*Instruction*.
Every record should be written out exactly, please.
— START —
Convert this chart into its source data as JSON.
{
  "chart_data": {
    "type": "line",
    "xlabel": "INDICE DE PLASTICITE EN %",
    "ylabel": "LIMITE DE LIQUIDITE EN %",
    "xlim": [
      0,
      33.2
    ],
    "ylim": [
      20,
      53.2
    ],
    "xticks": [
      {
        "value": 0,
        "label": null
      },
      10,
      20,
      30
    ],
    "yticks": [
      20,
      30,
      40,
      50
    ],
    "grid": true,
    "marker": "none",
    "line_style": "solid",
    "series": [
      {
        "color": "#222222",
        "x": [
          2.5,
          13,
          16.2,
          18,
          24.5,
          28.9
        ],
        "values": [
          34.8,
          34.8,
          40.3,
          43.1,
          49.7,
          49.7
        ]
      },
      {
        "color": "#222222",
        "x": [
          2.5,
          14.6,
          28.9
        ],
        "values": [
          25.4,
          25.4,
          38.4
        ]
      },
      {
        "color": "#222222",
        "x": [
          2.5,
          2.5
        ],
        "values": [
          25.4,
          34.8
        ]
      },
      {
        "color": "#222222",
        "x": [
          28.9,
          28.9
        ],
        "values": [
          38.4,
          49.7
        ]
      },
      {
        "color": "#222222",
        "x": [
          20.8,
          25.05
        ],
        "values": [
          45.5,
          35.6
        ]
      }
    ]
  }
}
— END —
*Response for this exercise*.
Convert this chart into its source data as JSON.
{
  "chart_data": {
    "type": "line",
    "xlabel": "INDICE DE PLASTICITE EN %",
    "ylabel": "LIMITE DE LIQUIDITE EN %",
    "xlim": [
      0,
      33.2
    ],
    "ylim": [
      20,
      53.2
    ],
    "xticks": [
      {
        "value": 0,
        "label": null
      },
      10,
      20,
      30
    ],
    "yticks": [
      20,
      30,
      40,
      50
    ],
    "grid": true,
    "marker": "none",
    "line_style": "solid",
    "series": [
      {
        "color": "#222222",
        "x": [
          2.5,
          13,
          16.2,
          18,
          24.5,
          28.9
        ],
        "values": [
          34.8,
          34.8,
          40.3,
          43.1,
          49.7,
          49.7
        ]
      },
      {
        "color": "#222222",
        "x": [
          2.5,
          14.6,
          28.9
        ],
        "values": [
          25.4,
          25.4,
          38.4
        ]
      },
      {
        "color": "#222222",
        "x": [
          2.5,
          2.5
        ],
        "values": [
          25.4,
          34.8
        ]
      },
      {
        "color": "#222222",
        "x": [
          28.9,
          28.9
        ],
        "values": [
          38.4,
          49.7
        ]
      },
      {
        "color": "#222222",
        "x": [
          20.8,
          25.05
        ],
        "values": [
          45.5,
          35.6
        ]
      }
    ]
  }
}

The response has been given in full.